Your objective: The lines to be set down run from the line containing "What's the underlying" through the final line of the data below; print them exactly and print nothing else.

Stored entries
──────────────────────────────

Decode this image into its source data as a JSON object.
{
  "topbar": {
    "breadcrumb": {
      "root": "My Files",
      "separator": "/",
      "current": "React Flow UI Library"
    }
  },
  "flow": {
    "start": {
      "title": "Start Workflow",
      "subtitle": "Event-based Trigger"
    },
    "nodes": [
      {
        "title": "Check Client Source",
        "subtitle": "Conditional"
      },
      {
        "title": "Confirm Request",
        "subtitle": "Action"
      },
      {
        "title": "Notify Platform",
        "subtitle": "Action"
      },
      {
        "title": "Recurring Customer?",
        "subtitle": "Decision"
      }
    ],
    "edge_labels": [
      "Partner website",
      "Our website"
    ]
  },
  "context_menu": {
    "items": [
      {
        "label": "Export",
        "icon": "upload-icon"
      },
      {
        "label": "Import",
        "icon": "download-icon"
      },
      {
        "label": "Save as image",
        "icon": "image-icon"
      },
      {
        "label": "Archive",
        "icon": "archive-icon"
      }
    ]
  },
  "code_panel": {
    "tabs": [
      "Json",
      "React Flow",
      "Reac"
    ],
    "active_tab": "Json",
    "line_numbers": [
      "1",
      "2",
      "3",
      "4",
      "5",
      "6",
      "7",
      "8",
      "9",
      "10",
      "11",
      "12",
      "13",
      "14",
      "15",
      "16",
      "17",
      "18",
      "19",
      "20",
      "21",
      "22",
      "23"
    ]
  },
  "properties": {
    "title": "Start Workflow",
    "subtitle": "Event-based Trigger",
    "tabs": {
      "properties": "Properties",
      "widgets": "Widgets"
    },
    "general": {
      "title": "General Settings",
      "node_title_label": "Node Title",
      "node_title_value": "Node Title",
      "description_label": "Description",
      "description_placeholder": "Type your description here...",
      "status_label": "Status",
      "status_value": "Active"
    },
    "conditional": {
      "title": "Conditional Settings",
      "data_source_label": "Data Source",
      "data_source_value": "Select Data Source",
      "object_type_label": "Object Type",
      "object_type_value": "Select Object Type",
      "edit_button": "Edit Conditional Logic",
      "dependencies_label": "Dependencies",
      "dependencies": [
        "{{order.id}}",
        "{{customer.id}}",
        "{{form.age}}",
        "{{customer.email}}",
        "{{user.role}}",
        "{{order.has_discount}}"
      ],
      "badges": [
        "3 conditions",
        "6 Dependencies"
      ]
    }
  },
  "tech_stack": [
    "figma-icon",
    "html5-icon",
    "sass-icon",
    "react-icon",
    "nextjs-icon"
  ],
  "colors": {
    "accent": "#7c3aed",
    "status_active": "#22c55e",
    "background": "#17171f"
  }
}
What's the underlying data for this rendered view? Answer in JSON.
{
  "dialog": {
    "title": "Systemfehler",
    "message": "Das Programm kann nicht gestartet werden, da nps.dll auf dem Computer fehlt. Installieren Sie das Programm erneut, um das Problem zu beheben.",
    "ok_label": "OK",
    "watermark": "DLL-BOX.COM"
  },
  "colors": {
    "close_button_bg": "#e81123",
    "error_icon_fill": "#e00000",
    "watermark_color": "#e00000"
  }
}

──────────────────────────────

Exercise solution:
What's the underlying data for this rendered view? Answer in JSON.
{
  "dialog": {
    "title": "Systemfehler",
    "message": "Das Programm kann nicht gestartet werden, da nps.dll auf dem Computer fehlt. Installieren Sie das Programm erneut, um das Problem zu beheben.",
    "ok_label": "OK",
    "watermark": "DLL-BOX.COM"
  },
  "colors": {
    "close_button_bg": "#e81123",
    "error_icon_fill": "#e00000",
    "watermark_color": "#e00000"
  }
}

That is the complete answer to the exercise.